[Source data]
========================================

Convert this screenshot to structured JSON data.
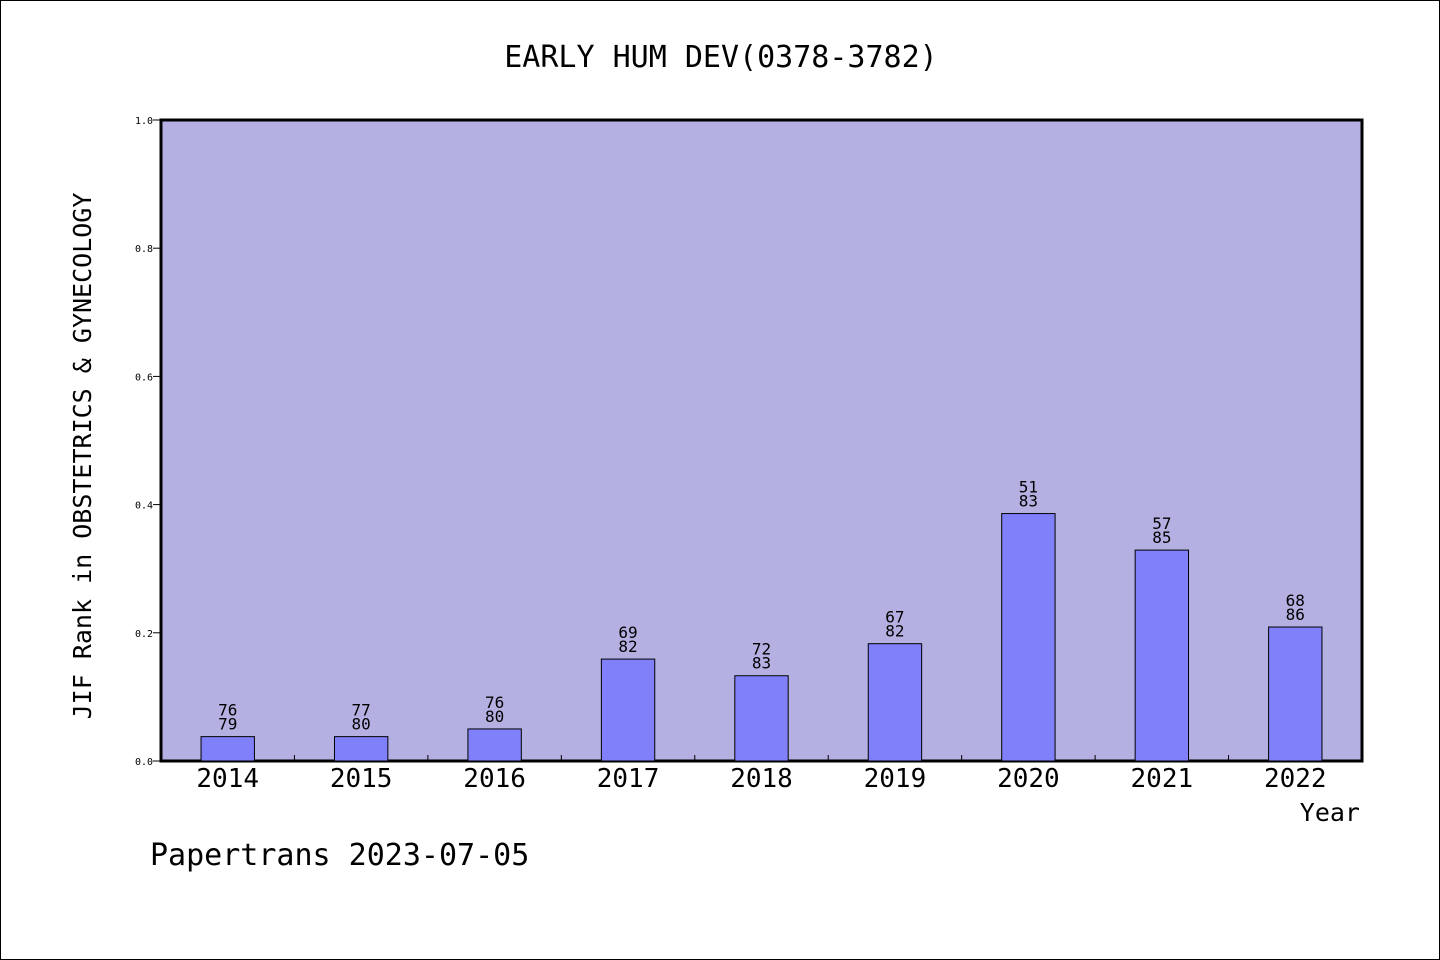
{
  "chart_data": {
    "type": "bar",
    "title": "EARLY HUM DEV(0378-3782)",
    "xlabel": "Year",
    "ylabel": "JIF Rank in OBSTETRICS & GYNECOLOGY",
    "ylim": [
      0,
      1
    ],
    "yticks": [
      "0.0",
      "0.2",
      "0.4",
      "0.6",
      "0.8",
      "1.0"
    ],
    "categories": [
      "2014",
      "2015",
      "2016",
      "2017",
      "2018",
      "2019",
      "2020",
      "2021",
      "2022"
    ],
    "values": [
      0.038,
      0.038,
      0.05,
      0.159,
      0.133,
      0.183,
      0.386,
      0.329,
      0.209
    ],
    "labels_top": [
      "76",
      "77",
      "76",
      "69",
      "72",
      "67",
      "51",
      "57",
      "68"
    ],
    "labels_bottom": [
      "79",
      "80",
      "80",
      "82",
      "83",
      "82",
      "83",
      "85",
      "86"
    ],
    "grid": false,
    "colors": {
      "plot_bg": "#b5b0e2",
      "bar": "#8080fb",
      "bar_edge": "#000000"
    }
  },
  "footer": "Papertrans 2023-07-05"
}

========================================

• TASK TO COMPLETE
Leave images out of the retyped records; keep all else exact.

• FINAL ANSWER
Convert this screenshot to structured JSON data.
{
  "chart_data": {
    "type": "bar",
    "title": "EARLY HUM DEV(0378-3782)",
    "xlabel": "Year",
    "ylabel": "JIF Rank in OBSTETRICS & GYNECOLOGY",
    "ylim": [
      0,
      1
    ],
    "yticks": [
      "0.0",
      "0.2",
      "0.4",
      "0.6",
      "0.8",
      "1.0"
    ],
    "categories": [
      "2014",
      "2015",
      "2016",
      "2017",
      "2018",
      "2019",
      "2020",
      "2021",
      "2022"
    ],
    "values": [
      0.038,
      0.038,
      0.05,
      0.159,
      0.133,
      0.183,
      0.386,
      0.329,
      0.209
    ],
    "labels_top": [
      "76",
      "77",
      "76",
      "69",
      "72",
      "67",
      "51",
      "57",
      "68"
    ],
    "labels_bottom": [
      "79",
      "80",
      "80",
      "82",
      "83",
      "82",
      "83",
      "85",
      "86"
    ],
    "grid": false,
    "colors": {
      "plot_bg": "#b5b0e2",
      "bar": "#8080fb",
      "bar_edge": "#000000"
    }
  },
  "footer": "Papertrans 2023-07-05"
}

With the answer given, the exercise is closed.